§ **PROBLEM DETAILS**
Go through the records and copy each line where the word "volumes" occurs.

§ **MATERIAL FOR THE TASK**

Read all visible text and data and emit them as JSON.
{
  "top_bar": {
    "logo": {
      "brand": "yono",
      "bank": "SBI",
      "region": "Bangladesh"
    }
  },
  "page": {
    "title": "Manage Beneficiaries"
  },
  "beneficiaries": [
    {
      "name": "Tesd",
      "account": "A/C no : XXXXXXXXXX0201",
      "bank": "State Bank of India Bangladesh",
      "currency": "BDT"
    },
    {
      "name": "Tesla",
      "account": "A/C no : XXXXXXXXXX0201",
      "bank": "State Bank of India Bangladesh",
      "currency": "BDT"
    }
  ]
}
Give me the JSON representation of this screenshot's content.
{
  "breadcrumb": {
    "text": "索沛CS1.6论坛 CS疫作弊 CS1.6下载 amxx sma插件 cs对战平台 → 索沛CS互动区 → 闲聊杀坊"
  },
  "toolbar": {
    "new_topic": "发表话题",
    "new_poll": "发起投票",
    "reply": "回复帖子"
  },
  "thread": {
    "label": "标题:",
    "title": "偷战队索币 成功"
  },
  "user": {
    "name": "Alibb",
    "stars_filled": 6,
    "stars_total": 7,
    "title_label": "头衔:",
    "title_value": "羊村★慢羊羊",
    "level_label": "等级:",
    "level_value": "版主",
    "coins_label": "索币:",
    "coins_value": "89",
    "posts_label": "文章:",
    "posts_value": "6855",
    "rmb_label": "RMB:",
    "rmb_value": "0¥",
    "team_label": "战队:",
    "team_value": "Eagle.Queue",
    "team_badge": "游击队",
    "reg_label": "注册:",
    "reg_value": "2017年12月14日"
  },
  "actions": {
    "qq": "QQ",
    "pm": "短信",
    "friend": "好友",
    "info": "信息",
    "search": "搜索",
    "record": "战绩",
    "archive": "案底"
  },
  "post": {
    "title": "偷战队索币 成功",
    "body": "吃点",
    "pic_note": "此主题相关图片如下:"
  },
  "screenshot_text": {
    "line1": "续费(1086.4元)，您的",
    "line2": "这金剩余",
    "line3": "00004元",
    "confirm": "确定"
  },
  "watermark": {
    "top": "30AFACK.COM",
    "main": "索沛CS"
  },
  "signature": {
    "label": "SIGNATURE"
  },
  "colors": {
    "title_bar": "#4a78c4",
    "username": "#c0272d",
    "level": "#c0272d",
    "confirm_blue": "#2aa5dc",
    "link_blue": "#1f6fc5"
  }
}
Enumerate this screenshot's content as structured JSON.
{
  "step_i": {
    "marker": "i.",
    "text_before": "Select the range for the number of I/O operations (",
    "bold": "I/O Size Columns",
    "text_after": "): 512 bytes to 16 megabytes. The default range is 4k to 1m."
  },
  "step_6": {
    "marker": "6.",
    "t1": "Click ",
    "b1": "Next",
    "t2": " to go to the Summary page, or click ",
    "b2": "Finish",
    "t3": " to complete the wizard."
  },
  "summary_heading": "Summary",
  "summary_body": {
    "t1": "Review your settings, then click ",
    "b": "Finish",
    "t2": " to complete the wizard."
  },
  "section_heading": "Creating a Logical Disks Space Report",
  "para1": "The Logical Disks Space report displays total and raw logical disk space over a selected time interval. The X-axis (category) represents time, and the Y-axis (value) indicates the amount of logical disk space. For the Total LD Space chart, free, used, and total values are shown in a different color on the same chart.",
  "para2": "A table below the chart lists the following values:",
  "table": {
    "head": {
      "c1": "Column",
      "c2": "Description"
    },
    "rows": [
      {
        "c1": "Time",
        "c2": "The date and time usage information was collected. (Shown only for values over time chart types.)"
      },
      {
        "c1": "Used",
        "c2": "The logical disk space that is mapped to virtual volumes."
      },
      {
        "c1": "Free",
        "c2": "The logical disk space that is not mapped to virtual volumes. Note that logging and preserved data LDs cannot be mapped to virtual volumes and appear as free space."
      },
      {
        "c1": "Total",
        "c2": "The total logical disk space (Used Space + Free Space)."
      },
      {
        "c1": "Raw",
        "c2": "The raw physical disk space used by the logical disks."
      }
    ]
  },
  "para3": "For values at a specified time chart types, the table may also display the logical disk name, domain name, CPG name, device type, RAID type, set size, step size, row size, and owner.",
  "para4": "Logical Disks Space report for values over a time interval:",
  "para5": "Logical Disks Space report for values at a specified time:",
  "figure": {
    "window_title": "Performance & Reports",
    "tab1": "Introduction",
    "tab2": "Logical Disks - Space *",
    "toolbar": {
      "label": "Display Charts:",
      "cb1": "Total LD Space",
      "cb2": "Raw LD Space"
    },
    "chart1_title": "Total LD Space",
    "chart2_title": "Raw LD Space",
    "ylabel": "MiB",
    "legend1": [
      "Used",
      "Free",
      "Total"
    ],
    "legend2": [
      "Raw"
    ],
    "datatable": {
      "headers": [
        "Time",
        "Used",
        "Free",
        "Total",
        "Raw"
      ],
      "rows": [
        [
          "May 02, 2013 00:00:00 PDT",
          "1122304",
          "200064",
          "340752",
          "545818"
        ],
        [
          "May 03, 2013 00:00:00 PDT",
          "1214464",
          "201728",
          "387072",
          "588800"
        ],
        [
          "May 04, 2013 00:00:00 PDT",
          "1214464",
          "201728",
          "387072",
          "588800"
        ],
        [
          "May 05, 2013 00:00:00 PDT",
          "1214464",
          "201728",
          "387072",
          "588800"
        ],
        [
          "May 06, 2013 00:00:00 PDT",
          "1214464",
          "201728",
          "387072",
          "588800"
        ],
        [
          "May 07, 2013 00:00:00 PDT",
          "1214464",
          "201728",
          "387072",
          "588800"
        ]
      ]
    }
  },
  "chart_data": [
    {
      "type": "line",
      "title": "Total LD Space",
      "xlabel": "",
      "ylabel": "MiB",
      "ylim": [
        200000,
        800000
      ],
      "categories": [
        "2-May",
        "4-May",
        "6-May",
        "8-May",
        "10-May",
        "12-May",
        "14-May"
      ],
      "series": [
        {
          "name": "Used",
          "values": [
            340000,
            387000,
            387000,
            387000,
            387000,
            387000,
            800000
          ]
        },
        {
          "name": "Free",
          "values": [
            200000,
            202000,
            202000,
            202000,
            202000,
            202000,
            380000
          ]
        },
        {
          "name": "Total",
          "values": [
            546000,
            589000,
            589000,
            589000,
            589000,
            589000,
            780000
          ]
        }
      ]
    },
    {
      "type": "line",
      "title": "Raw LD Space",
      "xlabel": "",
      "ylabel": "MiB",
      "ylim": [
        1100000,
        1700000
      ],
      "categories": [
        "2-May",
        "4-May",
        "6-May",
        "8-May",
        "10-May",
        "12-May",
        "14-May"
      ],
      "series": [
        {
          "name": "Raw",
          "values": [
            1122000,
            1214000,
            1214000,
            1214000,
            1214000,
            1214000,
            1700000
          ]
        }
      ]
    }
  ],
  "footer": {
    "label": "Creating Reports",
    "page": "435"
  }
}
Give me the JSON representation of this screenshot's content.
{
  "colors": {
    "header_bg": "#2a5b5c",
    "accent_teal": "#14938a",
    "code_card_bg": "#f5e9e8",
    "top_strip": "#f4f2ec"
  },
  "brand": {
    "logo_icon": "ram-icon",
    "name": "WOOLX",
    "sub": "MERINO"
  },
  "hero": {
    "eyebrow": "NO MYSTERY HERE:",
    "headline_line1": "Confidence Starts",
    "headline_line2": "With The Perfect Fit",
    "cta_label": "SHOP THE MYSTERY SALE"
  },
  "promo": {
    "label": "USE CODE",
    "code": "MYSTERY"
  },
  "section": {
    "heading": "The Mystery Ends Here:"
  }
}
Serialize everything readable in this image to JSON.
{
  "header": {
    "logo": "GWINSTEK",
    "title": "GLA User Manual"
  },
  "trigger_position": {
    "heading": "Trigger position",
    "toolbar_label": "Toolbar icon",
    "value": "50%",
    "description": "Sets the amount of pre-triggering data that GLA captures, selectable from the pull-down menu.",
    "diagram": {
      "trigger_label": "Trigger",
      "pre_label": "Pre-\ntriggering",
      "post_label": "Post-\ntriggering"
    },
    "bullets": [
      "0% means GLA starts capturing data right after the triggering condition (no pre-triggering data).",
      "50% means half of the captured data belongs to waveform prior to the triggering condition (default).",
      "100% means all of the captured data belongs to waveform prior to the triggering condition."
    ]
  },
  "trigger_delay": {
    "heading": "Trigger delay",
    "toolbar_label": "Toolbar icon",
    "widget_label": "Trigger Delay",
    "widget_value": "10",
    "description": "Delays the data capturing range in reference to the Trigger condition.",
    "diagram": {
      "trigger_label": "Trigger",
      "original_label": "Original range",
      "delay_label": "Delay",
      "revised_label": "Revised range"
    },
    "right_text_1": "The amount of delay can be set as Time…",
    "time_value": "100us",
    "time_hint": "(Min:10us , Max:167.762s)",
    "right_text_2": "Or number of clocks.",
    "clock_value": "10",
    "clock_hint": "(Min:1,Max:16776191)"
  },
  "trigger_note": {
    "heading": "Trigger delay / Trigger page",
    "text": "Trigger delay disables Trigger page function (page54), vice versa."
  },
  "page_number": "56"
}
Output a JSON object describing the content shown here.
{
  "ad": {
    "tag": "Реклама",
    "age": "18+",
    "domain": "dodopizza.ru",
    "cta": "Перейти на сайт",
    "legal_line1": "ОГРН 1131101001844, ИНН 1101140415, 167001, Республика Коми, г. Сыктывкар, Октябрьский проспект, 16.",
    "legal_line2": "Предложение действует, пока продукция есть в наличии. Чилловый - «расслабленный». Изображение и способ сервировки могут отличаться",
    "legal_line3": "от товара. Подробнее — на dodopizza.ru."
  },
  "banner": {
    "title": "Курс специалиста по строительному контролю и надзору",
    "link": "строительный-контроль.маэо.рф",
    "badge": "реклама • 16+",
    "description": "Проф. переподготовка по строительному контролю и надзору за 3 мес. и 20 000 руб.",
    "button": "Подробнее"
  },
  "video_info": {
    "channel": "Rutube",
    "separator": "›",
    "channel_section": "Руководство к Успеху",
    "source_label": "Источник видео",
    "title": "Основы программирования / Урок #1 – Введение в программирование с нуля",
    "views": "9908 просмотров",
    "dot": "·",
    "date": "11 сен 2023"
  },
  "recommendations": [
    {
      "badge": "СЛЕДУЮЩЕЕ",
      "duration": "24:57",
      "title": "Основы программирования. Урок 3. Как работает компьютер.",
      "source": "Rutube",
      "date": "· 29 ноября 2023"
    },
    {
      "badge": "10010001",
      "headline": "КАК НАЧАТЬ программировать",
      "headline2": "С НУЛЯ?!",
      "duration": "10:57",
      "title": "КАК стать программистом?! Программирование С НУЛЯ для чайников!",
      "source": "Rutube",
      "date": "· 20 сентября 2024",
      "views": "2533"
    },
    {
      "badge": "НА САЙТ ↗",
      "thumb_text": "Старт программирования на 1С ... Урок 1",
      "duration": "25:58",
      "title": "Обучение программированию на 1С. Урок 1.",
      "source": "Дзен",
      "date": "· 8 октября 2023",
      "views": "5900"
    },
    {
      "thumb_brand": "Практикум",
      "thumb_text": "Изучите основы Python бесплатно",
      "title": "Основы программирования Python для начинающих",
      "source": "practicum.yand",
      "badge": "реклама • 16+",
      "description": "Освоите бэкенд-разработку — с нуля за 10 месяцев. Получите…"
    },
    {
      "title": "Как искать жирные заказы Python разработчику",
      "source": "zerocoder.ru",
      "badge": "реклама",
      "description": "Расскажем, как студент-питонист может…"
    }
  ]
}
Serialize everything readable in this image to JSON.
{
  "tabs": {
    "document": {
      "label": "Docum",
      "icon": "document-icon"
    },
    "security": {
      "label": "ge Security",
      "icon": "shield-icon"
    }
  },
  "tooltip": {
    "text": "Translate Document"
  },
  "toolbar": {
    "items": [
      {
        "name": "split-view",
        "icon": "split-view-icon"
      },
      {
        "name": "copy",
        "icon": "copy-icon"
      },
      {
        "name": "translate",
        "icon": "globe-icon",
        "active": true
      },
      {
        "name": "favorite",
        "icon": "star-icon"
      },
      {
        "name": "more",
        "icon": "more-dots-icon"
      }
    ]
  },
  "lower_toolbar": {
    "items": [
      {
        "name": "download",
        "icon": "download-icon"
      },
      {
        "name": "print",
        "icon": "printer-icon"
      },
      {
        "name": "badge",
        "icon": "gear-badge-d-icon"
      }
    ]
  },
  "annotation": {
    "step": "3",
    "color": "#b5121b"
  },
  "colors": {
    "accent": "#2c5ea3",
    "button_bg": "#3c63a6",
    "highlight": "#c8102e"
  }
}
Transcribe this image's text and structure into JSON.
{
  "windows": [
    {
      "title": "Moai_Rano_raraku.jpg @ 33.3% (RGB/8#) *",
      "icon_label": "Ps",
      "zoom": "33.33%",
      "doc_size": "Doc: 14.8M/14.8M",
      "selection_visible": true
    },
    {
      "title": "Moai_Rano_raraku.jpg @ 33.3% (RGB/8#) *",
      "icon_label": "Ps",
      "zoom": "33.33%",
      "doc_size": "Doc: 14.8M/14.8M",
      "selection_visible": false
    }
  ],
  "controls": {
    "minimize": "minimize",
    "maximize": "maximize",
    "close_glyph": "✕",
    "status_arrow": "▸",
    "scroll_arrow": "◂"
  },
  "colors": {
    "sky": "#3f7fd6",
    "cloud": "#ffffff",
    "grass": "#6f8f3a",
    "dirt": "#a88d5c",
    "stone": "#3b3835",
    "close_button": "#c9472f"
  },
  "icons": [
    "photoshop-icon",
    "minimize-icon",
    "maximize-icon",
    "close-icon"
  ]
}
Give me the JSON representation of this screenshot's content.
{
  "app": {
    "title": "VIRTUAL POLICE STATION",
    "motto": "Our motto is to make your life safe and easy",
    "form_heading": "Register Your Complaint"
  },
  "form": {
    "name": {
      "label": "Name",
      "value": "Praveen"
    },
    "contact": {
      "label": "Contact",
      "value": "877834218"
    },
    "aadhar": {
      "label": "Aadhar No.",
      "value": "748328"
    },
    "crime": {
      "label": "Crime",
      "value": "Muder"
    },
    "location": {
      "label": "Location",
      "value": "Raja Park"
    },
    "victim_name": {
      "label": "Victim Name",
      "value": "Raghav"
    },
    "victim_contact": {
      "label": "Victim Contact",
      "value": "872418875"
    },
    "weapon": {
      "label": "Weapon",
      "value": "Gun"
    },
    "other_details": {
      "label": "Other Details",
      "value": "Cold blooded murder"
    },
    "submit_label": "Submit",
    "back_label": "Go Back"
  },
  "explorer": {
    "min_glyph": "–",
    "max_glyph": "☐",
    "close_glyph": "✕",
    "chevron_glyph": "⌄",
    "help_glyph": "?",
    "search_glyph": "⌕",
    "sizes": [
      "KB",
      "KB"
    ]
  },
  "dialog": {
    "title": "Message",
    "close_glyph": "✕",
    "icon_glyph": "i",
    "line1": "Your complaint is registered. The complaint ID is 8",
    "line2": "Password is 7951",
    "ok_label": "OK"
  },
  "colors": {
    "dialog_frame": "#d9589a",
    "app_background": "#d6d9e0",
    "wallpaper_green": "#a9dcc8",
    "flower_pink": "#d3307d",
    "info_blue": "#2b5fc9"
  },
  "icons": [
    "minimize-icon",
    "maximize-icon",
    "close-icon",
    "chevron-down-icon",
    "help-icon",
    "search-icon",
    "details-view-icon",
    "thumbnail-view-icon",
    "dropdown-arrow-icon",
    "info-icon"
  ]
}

§ **ANSWER FOR THE TASK**
        "c2": "The logical disk space that is mapped to virtual volumes."
        "c2": "The logical disk space that is not mapped to virtual volumes. Note that logging and preserved data LDs cannot be mapped to virtual volumes and appear as free space."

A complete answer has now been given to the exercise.